──────── Source

Stock prices fell across Asia Monday as investors registered their pessimism on the odds the region will return to its fast-track growth any time soon. Markets in Europe followed suit and the selling spread into early U.S. trading.

Hong Kong, where the 10 percent crash Thursday sent shivers around the world, again led the way with a 5.8 percent plunge in the blue-chip Hang Seng Index. It lost 646.14 points to end at 10,498.20 - almost wiping out the nearly 7 percent recovery it made Friday.Shares initially moved sharply lower on the London Stock Exchange, Europe's biggest market, and tumbled at the opening of the New York Stock Exchange. But losses tapered off after the initial downward spikes.

The Dow Jones industrial average was off more than 80 points initially but recovered a bit of the lost ground and was down 33.89 at 7,681.52 at midmorning. The world's best-known stock indicator had tumbled almost 320 points over the previous two sessions, a drop of about 4 percent.

At the London Stock Exchange, Europe's biggest market, the Financial Times-Stock Exchange 100-share index, was off by 81.0 points, nearly 1.7 percent, at 4,889.2 with two hours left to trade. Earlier, the so-called "footsie" had been off by 112.6 points.

"The slide isn't going to go in a straight line. It's going to get hit today and then over the next two or three weeks we'll continue the slide," predicted Glen Poulter, a stock salesman at Schroders in London.

Elsewhere, Frankfurt's DAX index closed with a loss of 4.2 percent, while the CAC 40 in Paris was off by 2.4 percent in afternoon dealings.

The unsettled markets in Hong Kong spread some of the biggest ripples closer to home, in Tokyo, Seoul and Sydney.

Tokyo's benchmark 225-issue Nikkei Stock Average lost 325.38 points, or 1.87 percent, closing at 17,038.36 points - the lowest in more than two years.

"People can't buy shares until (markets in) Asia stabilize," said Seiji Fujimoto, a manager at the stock trading division of Tokyo Securities.

The Korea Stock Exchange's key index was down 3.3 percent, or 18 points, closing at a five-year low of 530.47. A major factor was the decline of the South Korean won to 942.9 to the U.S. dollar, from a Friday closing value of 929.5.

And in Sydney, the All Or-di-naries Index was down 3.3 percent, led by an 11-percent fall in gold shares that wiped U.S. $690 million off their value. The Australian dollar has lost 2 cents since Friday to be worth 68.7 U.S. cents.

A four-day market slide of 25 percent in Hong Kong turned into a rout Thursday and triggered a global chain reaction from which there was a partial recovery Friday. In New York, the Dow slid a further 1.7 percent Friday to 7,715.41, adding to Asia's nervousness as a new week of trading began.

Sluggish trading Monday produced lesser declines in smaller markets like Jakarta, Thailand, Kuala Lumpur and Taiwan; only Singapore was up marginally. Results in the Philippines were mixed.

Regional markets were partially reflecting weaknesses in their national currencies and partially taking their cue from Hong Kong, which until last week's crash had appeared a lone pillar of strength.

That changed when Hong Kong's currency - the only one in the region still pegged to the U.S. dollar - came under speculative attack and government counter-measures sent interest rates soaring. This in turn drove down stocks, especially in banking and real estate.

────────────────

→ To do
1 – In the market report, at what level did the Hang Seng Index end after its 5.8 percent plunge?
2 – Substitute "bar-marker" for "bar-glyph-mark" in the entries, starting with the line containing "legend-scale-glyph-a (67, 622, 108, 687)" and going on through the line containing "bar-glyph-mark (804, 600, 813, 627)". Return only those lines, with everything else left as it is.

──────── Record set

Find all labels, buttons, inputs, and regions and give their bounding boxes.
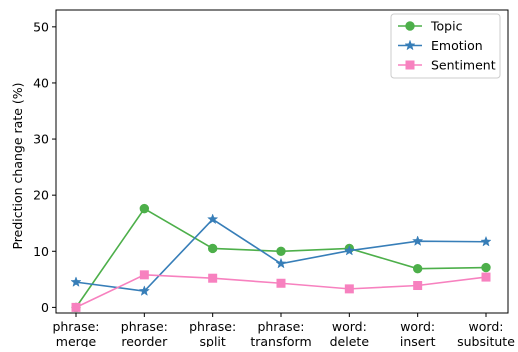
y-tick-label: 10	[33, 244, 49, 259]
y-tick-label: 50	[33, 19, 49, 34]
x-tick-label: phrase:	[121, 319, 168, 334]
legend-marker-emotion	[404, 39, 416, 51]
data-point-sentiment	[139, 270, 149, 280]
plot-frame	[55, 9, 509, 314]
legend-marker-topic	[405, 21, 415, 31]
x-tick-label: phrase:	[52, 319, 99, 334]
y-tick-label: 0	[41, 300, 49, 315]
data-point-sentiment	[276, 278, 286, 288]
x-tick-label: insert	[400, 334, 436, 347]
x-tick-label: word:	[332, 319, 367, 334]
y-tick-label: 20	[33, 188, 49, 203]
y-tick-label: 30	[33, 132, 49, 147]
x-tick-label: phrase:	[189, 319, 236, 334]
data-point-sentiment	[344, 284, 354, 294]
data-point-emotion	[412, 235, 424, 246]
data-point-emotion	[207, 213, 219, 225]
x-tick-label: transform	[250, 334, 311, 347]
x-tick-label: delete	[330, 334, 370, 347]
data-point-topic	[207, 243, 218, 254]
data-point-topic	[481, 262, 491, 273]
data-point-sentiment	[481, 272, 491, 282]
data-point-topic	[276, 246, 286, 256]
x-tick-label: merge	[56, 334, 97, 347]
legend-box	[390, 13, 501, 79]
x-tick-label: word:	[469, 319, 504, 334]
x-tick-label: split	[200, 334, 226, 347]
y-tick-label: 40	[33, 75, 49, 90]
data-point-sentiment	[413, 281, 423, 291]
x-tick-label: word:	[400, 319, 435, 334]
legend: Topic Emotion Sentiment	[390, 13, 501, 79]
data-point-emotion	[70, 276, 82, 287]
legend-label-sentiment: Sentiment	[431, 58, 496, 73]
data-point-sentiment	[208, 273, 218, 283]
data-point-topic	[139, 203, 150, 214]
x-tick-label: phrase:	[257, 319, 304, 334]
y-axis-label: Prediction change rate (%)	[10, 82, 25, 249]
data-point-emotion	[480, 235, 492, 247]
x-tick-label: subsitute	[457, 334, 515, 347]
legend-label-topic: Topic	[430, 19, 463, 34]
data-point-emotion	[138, 285, 150, 296]
data-point-emotion	[275, 257, 287, 269]
legend-label-emotion: Emotion	[431, 38, 483, 53]
legend-marker-sentiment	[405, 60, 415, 70]
data-point-emotion	[343, 244, 355, 256]
data-point-topic	[412, 263, 423, 274]
x-tick-label: reorder	[121, 334, 168, 347]
data-point-sentiment	[71, 302, 81, 312]
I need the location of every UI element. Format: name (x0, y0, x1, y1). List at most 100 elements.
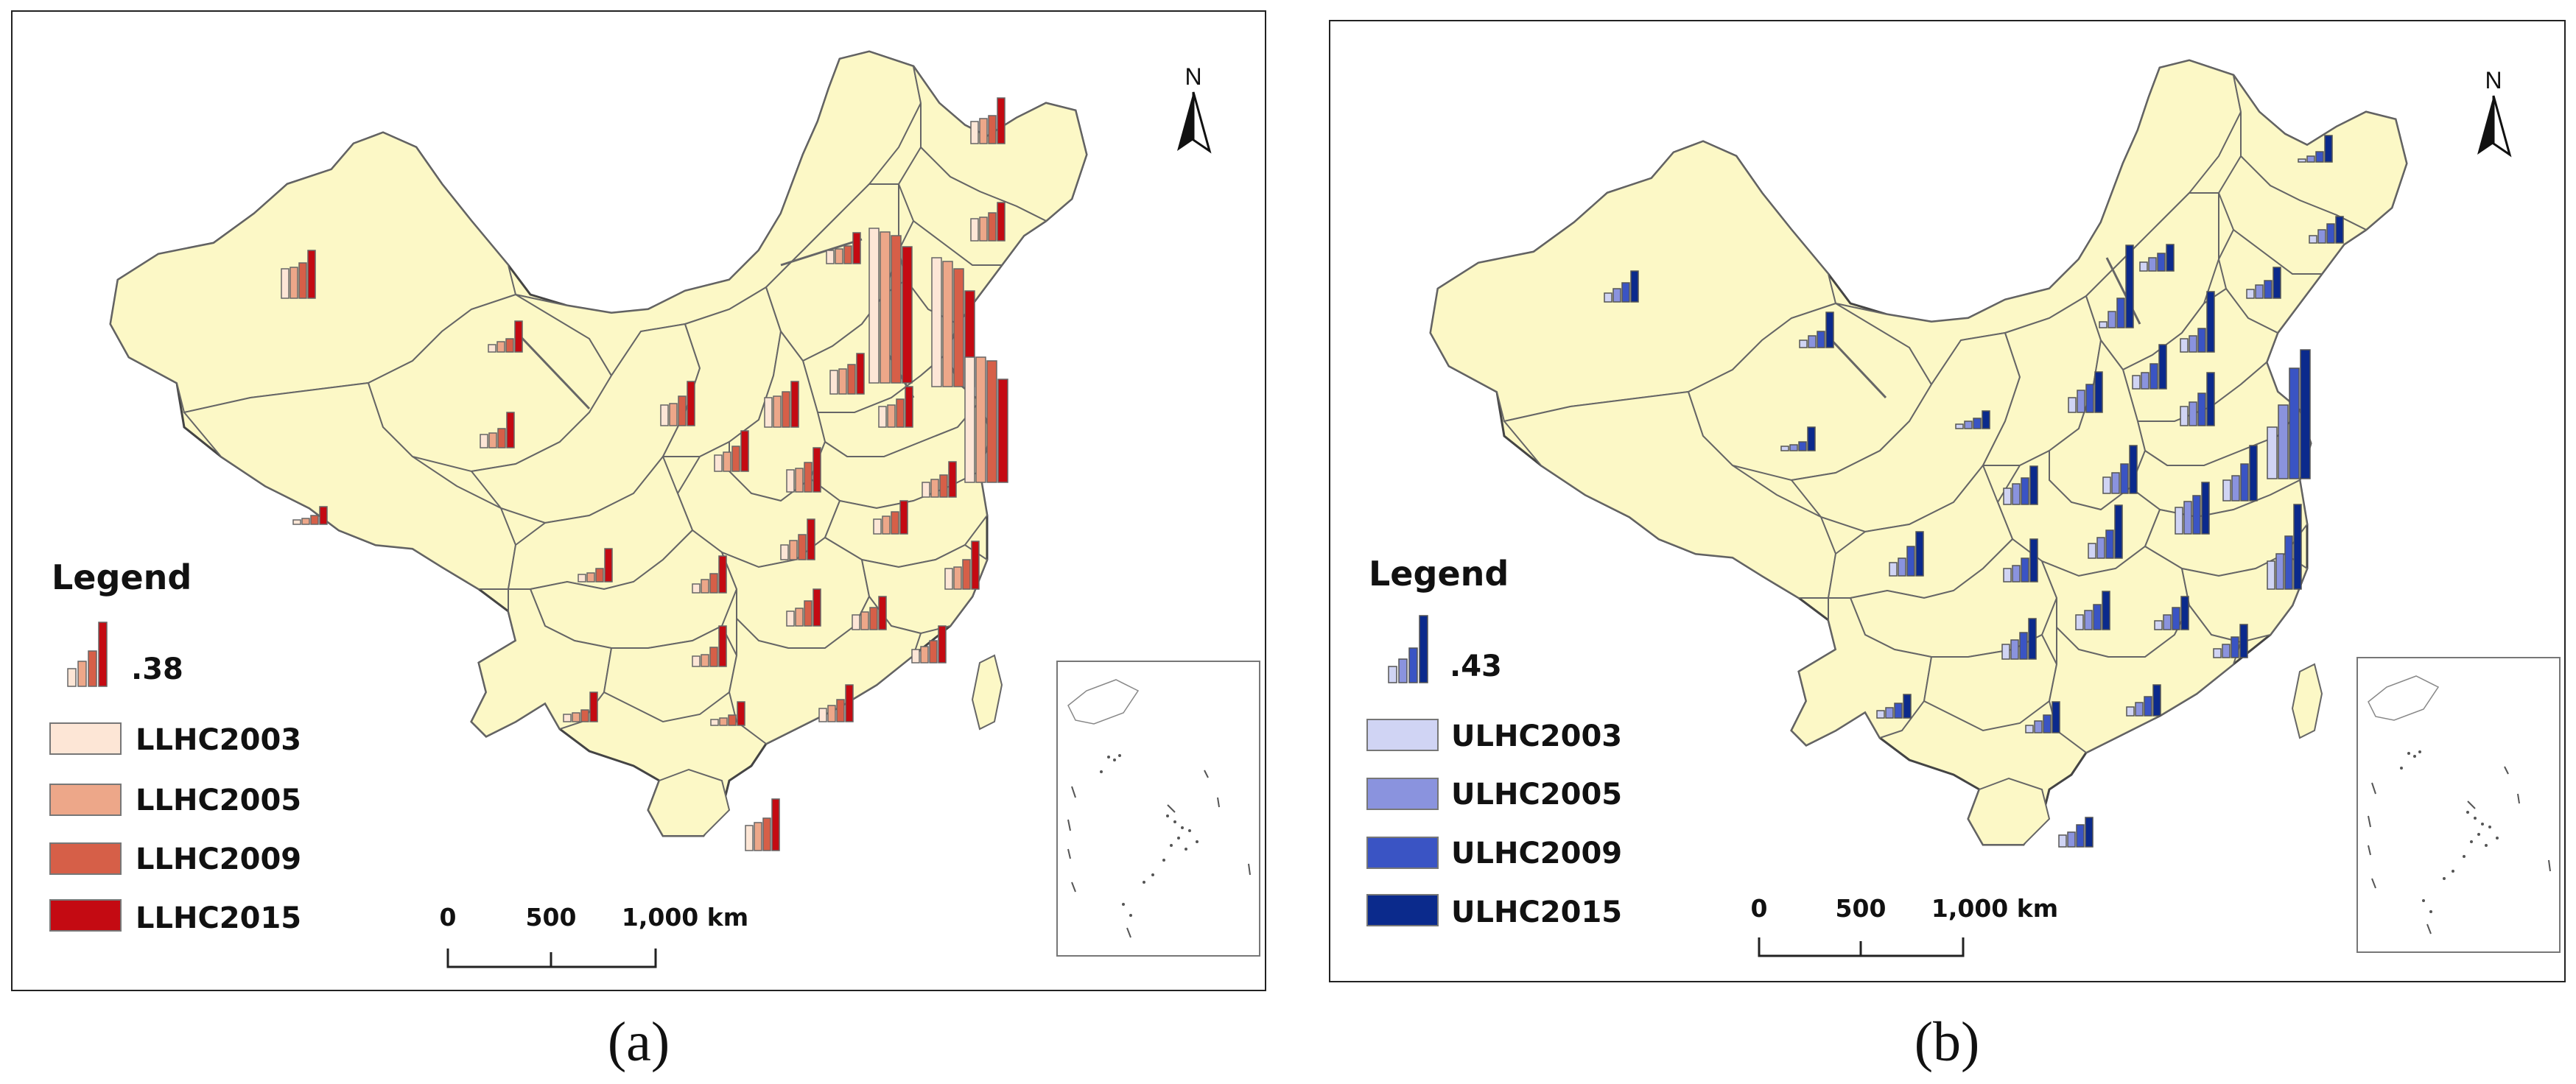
legend-scale-glyph-a (67, 622, 108, 687)
bar-glyph-mark (572, 712, 580, 722)
bar-glyph-mark (2029, 465, 2038, 505)
north-label-b: N (2485, 67, 2502, 94)
bar-glyph-mark (1630, 270, 1639, 303)
bar-glyph-mark (660, 404, 669, 426)
bar-glyph-mark (2264, 280, 2273, 299)
bar-glyph-mark (1612, 288, 1621, 303)
panel-a: N Legend .38 LLHC2003 LLHC2005 LLHC2009 … (11, 10, 1266, 1073)
bar-glyph-mark (604, 548, 613, 583)
bar-glyph-mark (2284, 535, 2293, 590)
legend-swatch-a-2 (49, 784, 122, 816)
bar-glyph-mark (2025, 725, 2034, 733)
bar-glyph-mark (301, 518, 310, 525)
bar-glyph-mark (2163, 614, 2172, 630)
scale-tick-a-2: 1,000 km (622, 903, 748, 932)
bar-glyph-mark (843, 245, 852, 264)
bar-glyph-mark (710, 719, 719, 726)
bar-glyph-mark (905, 386, 913, 428)
bar-glyph-mark (988, 115, 997, 144)
legend-label-b-3: ULHC2009 (1451, 837, 1622, 870)
north-arrow-b: N (2476, 67, 2511, 156)
bar-glyph-mark (2003, 568, 2012, 583)
bar-glyph-mark (2148, 257, 2157, 272)
bar-glyph-mark (480, 434, 488, 448)
bar-glyph-mark (804, 600, 813, 627)
bar-glyph-mark (764, 397, 773, 428)
bar-glyph-mark (692, 655, 701, 667)
bar-glyph-mark (737, 701, 745, 726)
bar-glyph-mark (880, 231, 891, 384)
bar-glyph-mark (1817, 331, 1825, 348)
bar-glyph-mark (2278, 404, 2289, 479)
bar-glyph-mark (852, 614, 860, 630)
bar-glyph-mark (2326, 223, 2335, 244)
bar-glyph-mark (838, 368, 847, 395)
bar-glyph-mark (845, 684, 854, 722)
bar-glyph-mark (2075, 614, 2084, 630)
bar-glyph-mark (979, 118, 988, 144)
bar-glyph-mark (505, 338, 514, 353)
bar-glyph-mark (986, 360, 997, 483)
bar-glyph-mark (2076, 824, 2085, 848)
bar-glyph-mark (953, 268, 964, 387)
bar-glyph-mark (2154, 620, 2163, 630)
bar-glyph-mark (2275, 553, 2284, 590)
bar-glyph-mark (2093, 604, 2102, 630)
bar-glyph-mark (2197, 393, 2206, 426)
legend-title-b: Legend (1369, 554, 1509, 594)
bar-glyph-mark (2085, 817, 2094, 848)
bar-glyph-mark (2183, 501, 2192, 535)
bar-glyph-mark (1799, 339, 1808, 348)
bar-glyph-mark (997, 97, 1006, 144)
bar-glyph-mark (868, 228, 880, 384)
bar-glyph-mark (1903, 694, 1912, 719)
legend-label-a-3: LLHC2009 (136, 842, 301, 876)
bar-glyph-mark (835, 248, 843, 264)
bar-glyph-mark (2102, 476, 2111, 494)
bar-glyph-mark (2206, 291, 2215, 353)
legend-title-a: Legend (52, 557, 192, 597)
bar-glyph-mark (2206, 372, 2215, 426)
legend-label-a-4: LLHC2015 (136, 901, 301, 935)
bar-glyph-mark (818, 708, 827, 722)
legend-swatch-a-1 (49, 722, 122, 755)
bar-glyph-mark (899, 500, 908, 535)
leader-line (780, 238, 863, 267)
bar-glyph-mark (2099, 321, 2108, 328)
south-china-sea-inset-b (2356, 657, 2561, 953)
bar-glyph-mark (1915, 531, 1924, 577)
bar-glyph-mark (970, 121, 979, 144)
legend-label-b-4: ULHC2015 (1451, 895, 1622, 929)
bar-glyph-mark (971, 541, 980, 590)
legend-label-b-2: ULHC2005 (1451, 778, 1622, 812)
scale-tick-a-1: 500 (526, 903, 577, 932)
bar-glyph-mark (2309, 235, 2317, 244)
bar-glyph-mark (2003, 488, 2012, 505)
bar-glyph-mark (962, 559, 971, 590)
bar-glyph-mark (2317, 229, 2326, 244)
bar-glyph-mark (964, 356, 975, 483)
bar-glyph-mark (953, 566, 962, 590)
bar-glyph-mark (942, 261, 953, 387)
caption-b: (b) (1915, 1011, 1980, 1073)
bar-glyph-mark (807, 518, 815, 560)
bar-glyph-mark (709, 647, 718, 667)
bar-glyph-mark (2129, 445, 2138, 494)
bar-glyph-mark (2001, 644, 2010, 660)
bar-glyph-mark (856, 353, 865, 395)
bar-glyph-mark (2116, 298, 2125, 328)
bar-glyph-mark (2189, 335, 2197, 353)
bar-glyph-mark (878, 596, 887, 630)
bar-glyph-mark (1621, 282, 1630, 303)
bar-glyph-mark (586, 572, 595, 583)
bar-glyph-mark (944, 568, 953, 590)
legend-scale-glyph-b (1388, 615, 1428, 683)
bar-glyph-mark (2021, 557, 2029, 583)
legend-label-b-1: ULHC2003 (1451, 719, 1622, 753)
bar-glyph-mark (1876, 710, 1885, 719)
bar-glyph-mark (887, 404, 896, 428)
bar-glyph-mark (2135, 702, 2144, 717)
legend-scale-value-a: .38 (131, 652, 183, 686)
bar-glyphs-b (1604, 135, 2344, 848)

────────────────

→ Final results
1 – 10,498.20

2 –
legend-scale-glyph-a (67, 622, 108, 687)
bar-marker (572, 712, 580, 722)
bar-marker (2029, 465, 2038, 505)
north-label-b: N (2485, 67, 2502, 94)
bar-marker (1630, 270, 1639, 303)
bar-marker (660, 404, 669, 426)
bar-marker (2264, 280, 2273, 299)
bar-marker (1612, 288, 1621, 303)
panel-a: N Legend .38 LLHC2003 LLHC2005 LLHC2009 … (11, 10, 1266, 1073)
bar-marker (604, 548, 613, 583)
bar-marker (2284, 535, 2293, 590)
legend-swatch-a-2 (49, 784, 122, 816)
bar-marker (2025, 725, 2034, 733)
bar-marker (301, 518, 310, 525)
bar-marker (2163, 614, 2172, 630)
scale-tick-a-2: 1,000 km (622, 903, 748, 932)
bar-marker (843, 245, 852, 264)
bar-marker (710, 719, 719, 726)
bar-marker (905, 386, 913, 428)
bar-marker (988, 115, 997, 144)
legend-label-b-3: ULHC2009 (1451, 837, 1622, 870)
north-arrow-b: N (2476, 67, 2511, 156)
bar-marker (2003, 568, 2012, 583)
bar-marker (2148, 257, 2157, 272)
bar-marker (480, 434, 488, 448)
bar-marker (804, 600, 813, 627)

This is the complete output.